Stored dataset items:
◆ ◆ ◆ ◆

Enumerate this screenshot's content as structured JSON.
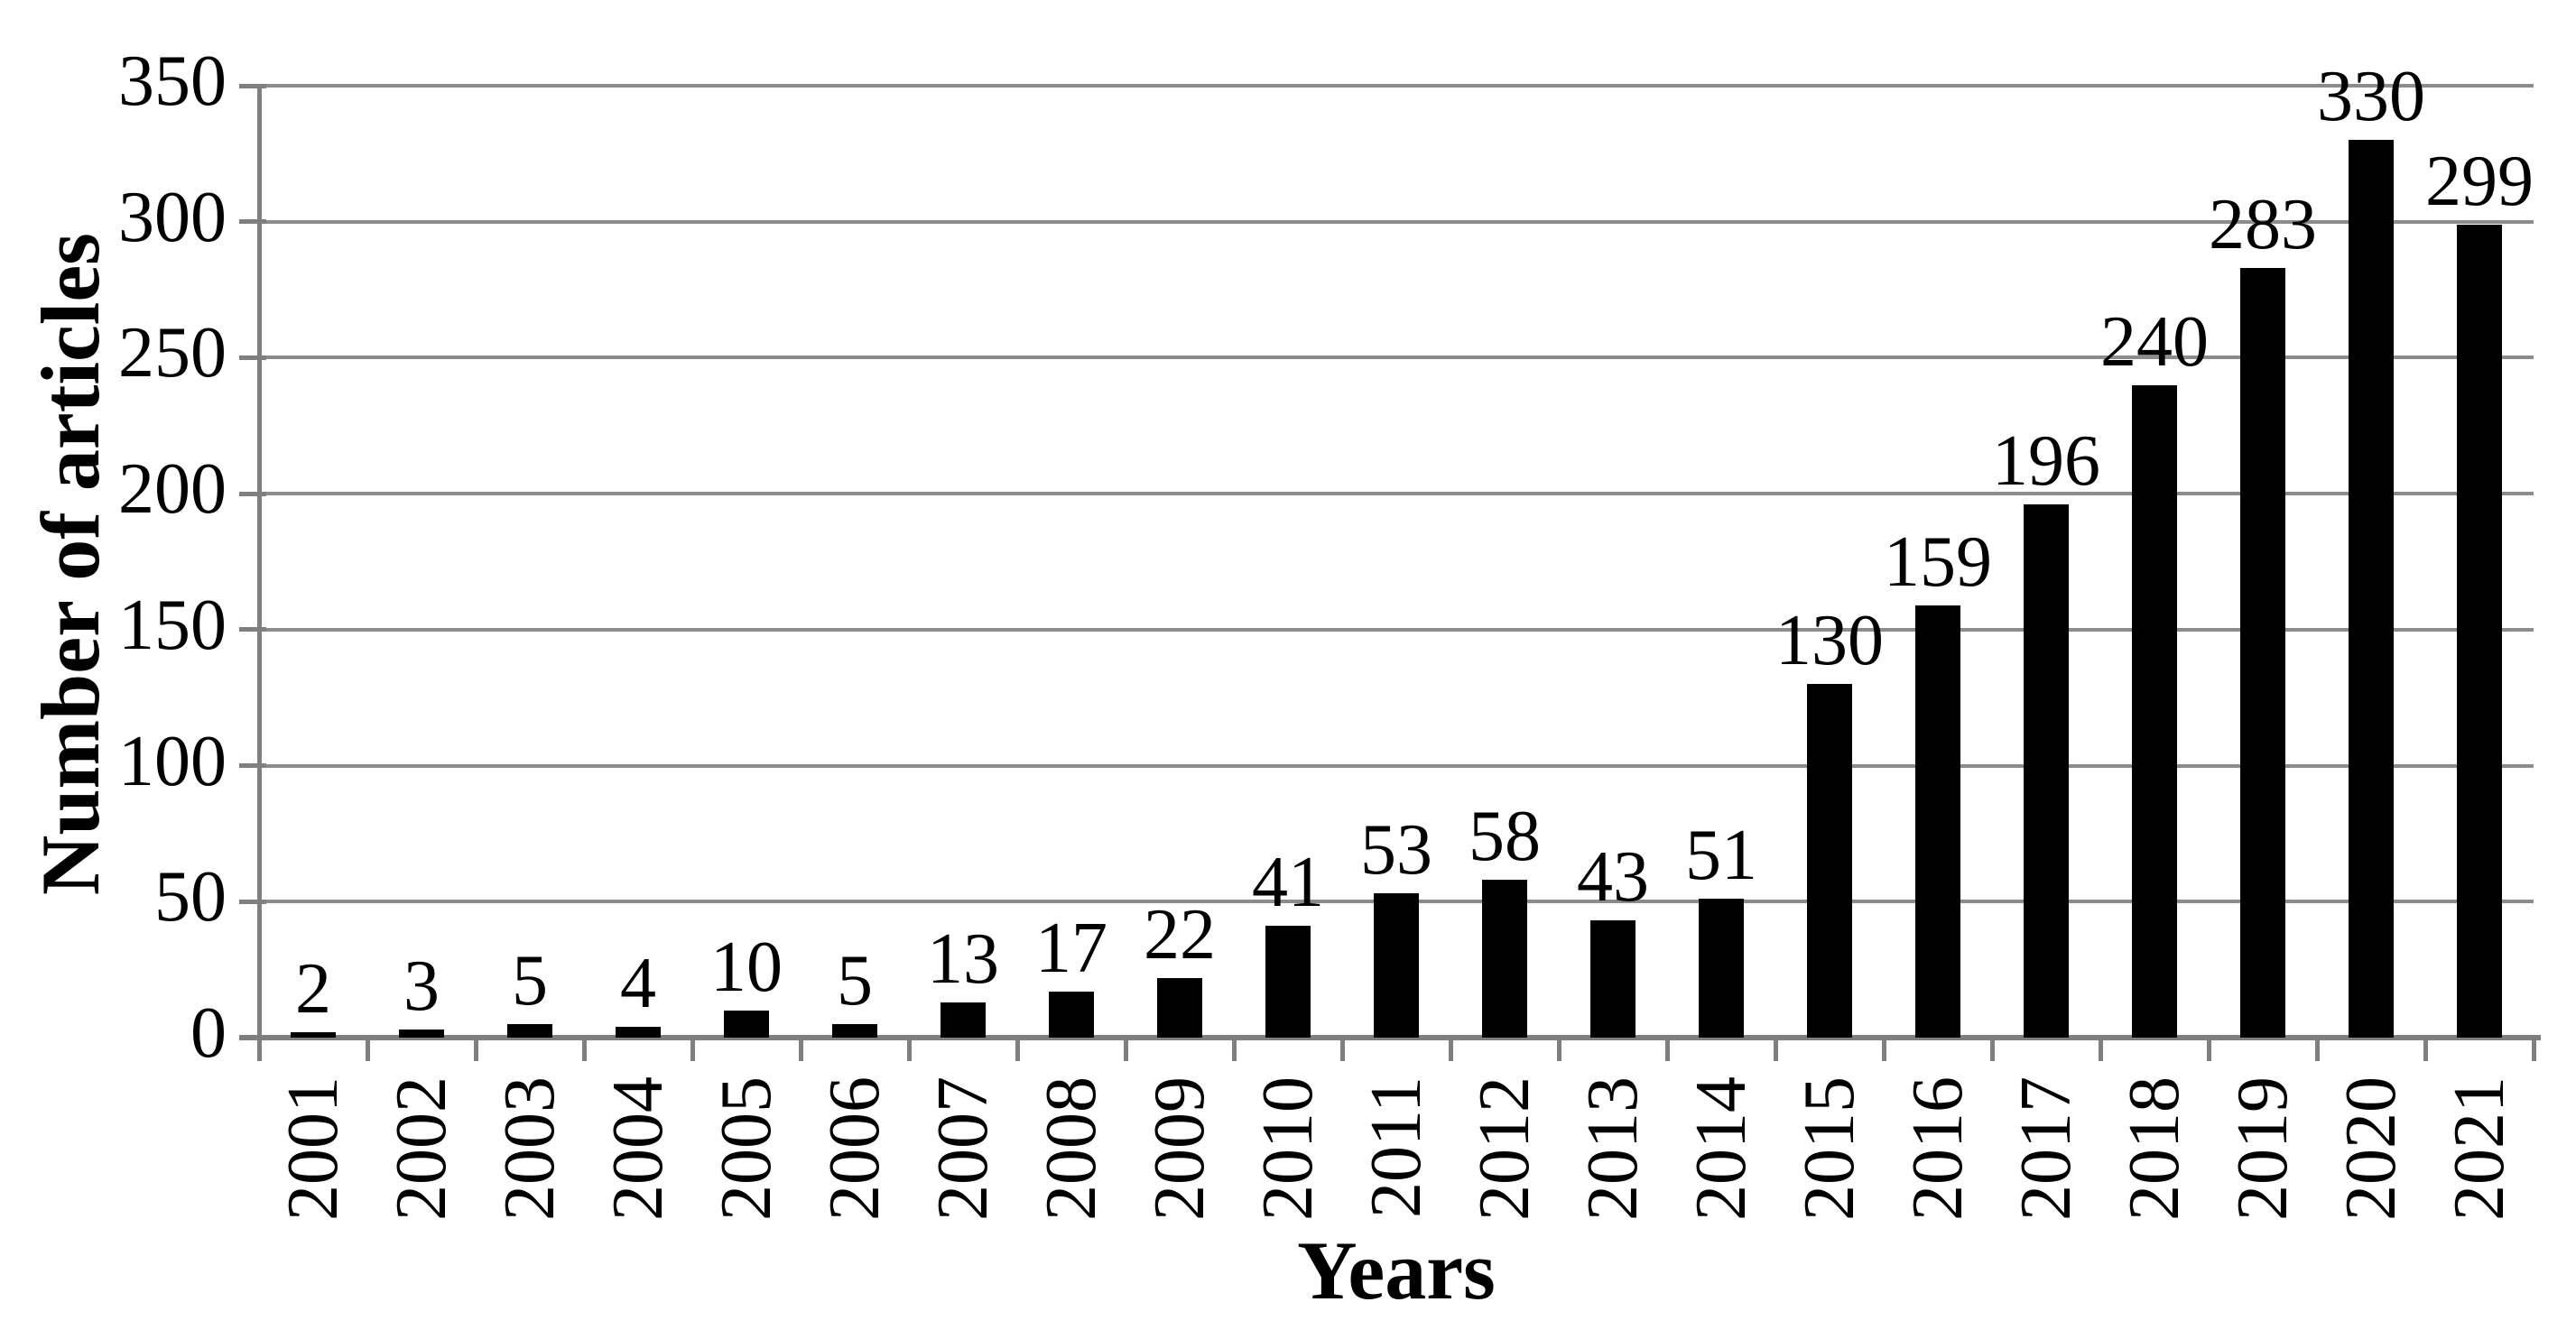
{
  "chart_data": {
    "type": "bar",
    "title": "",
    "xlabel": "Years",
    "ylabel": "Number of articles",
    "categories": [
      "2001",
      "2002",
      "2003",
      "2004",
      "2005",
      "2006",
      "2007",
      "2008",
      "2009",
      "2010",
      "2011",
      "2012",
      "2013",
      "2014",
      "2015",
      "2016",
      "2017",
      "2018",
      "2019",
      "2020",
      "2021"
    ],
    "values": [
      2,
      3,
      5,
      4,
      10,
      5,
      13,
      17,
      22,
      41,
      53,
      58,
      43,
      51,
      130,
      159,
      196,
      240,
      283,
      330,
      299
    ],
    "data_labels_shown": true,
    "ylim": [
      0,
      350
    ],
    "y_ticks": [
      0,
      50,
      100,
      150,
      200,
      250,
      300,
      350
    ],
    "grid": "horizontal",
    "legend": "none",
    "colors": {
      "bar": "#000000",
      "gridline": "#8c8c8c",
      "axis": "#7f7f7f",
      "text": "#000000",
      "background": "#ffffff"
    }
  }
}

◆ ◆ ◆ ◆

**Stated task:** Print all entries exactly. The images do not belong in the copy.

**Correct answer:**
Enumerate this screenshot's content as structured JSON.
{
  "chart_data": {
    "type": "bar",
    "title": "",
    "xlabel": "Years",
    "ylabel": "Number of articles",
    "categories": [
      "2001",
      "2002",
      "2003",
      "2004",
      "2005",
      "2006",
      "2007",
      "2008",
      "2009",
      "2010",
      "2011",
      "2012",
      "2013",
      "2014",
      "2015",
      "2016",
      "2017",
      "2018",
      "2019",
      "2020",
      "2021"
    ],
    "values": [
      2,
      3,
      5,
      4,
      10,
      5,
      13,
      17,
      22,
      41,
      53,
      58,
      43,
      51,
      130,
      159,
      196,
      240,
      283,
      330,
      299
    ],
    "data_labels_shown": true,
    "ylim": [
      0,
      350
    ],
    "y_ticks": [
      0,
      50,
      100,
      150,
      200,
      250,
      300,
      350
    ],
    "grid": "horizontal",
    "legend": "none",
    "colors": {
      "bar": "#000000",
      "gridline": "#8c8c8c",
      "axis": "#7f7f7f",
      "text": "#000000",
      "background": "#ffffff"
    }
  }
}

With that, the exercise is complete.